> Listing
▬▬▬▬▬▬

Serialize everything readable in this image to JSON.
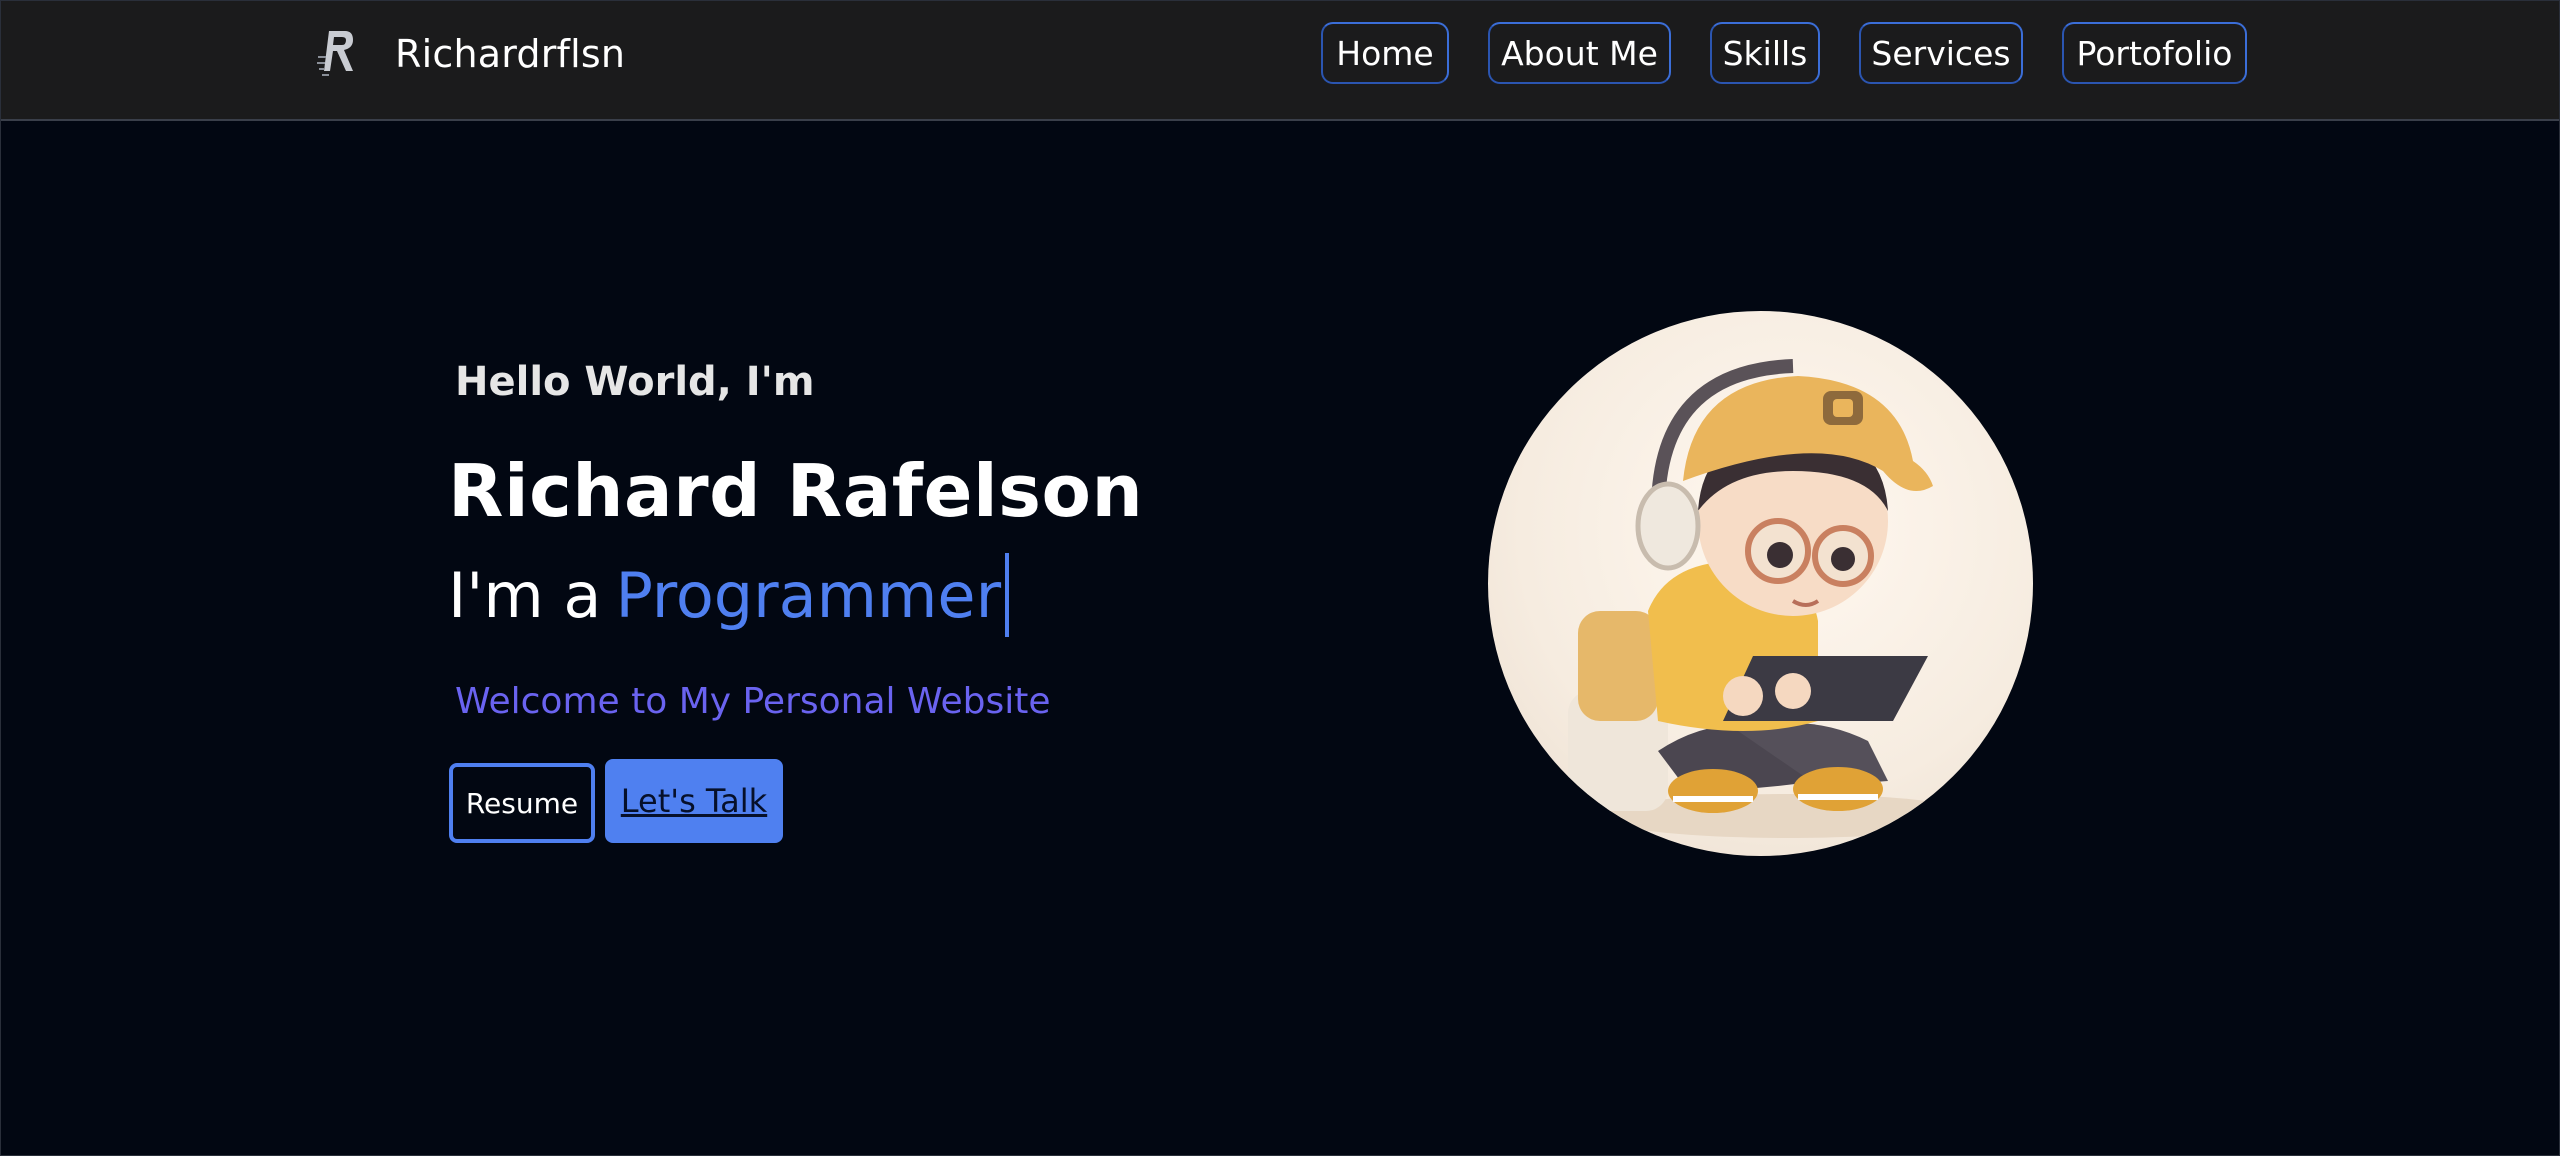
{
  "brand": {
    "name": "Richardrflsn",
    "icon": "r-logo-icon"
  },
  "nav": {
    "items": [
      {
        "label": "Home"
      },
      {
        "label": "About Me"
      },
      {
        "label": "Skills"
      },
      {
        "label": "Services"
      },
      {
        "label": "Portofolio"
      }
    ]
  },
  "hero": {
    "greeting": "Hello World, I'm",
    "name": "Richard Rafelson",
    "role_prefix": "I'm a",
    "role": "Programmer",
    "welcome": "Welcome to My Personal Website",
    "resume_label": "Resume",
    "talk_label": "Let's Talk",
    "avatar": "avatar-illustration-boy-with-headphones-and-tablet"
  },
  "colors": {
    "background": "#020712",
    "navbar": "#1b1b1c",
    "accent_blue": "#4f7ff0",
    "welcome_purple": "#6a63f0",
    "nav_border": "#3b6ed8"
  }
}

▬▬▬▬▬▬

> What this task involves
Read the entries and select each line where the word "name" is found.

> Result
    "name": "Richardrflsn",
    "name": "Richard Rafelson",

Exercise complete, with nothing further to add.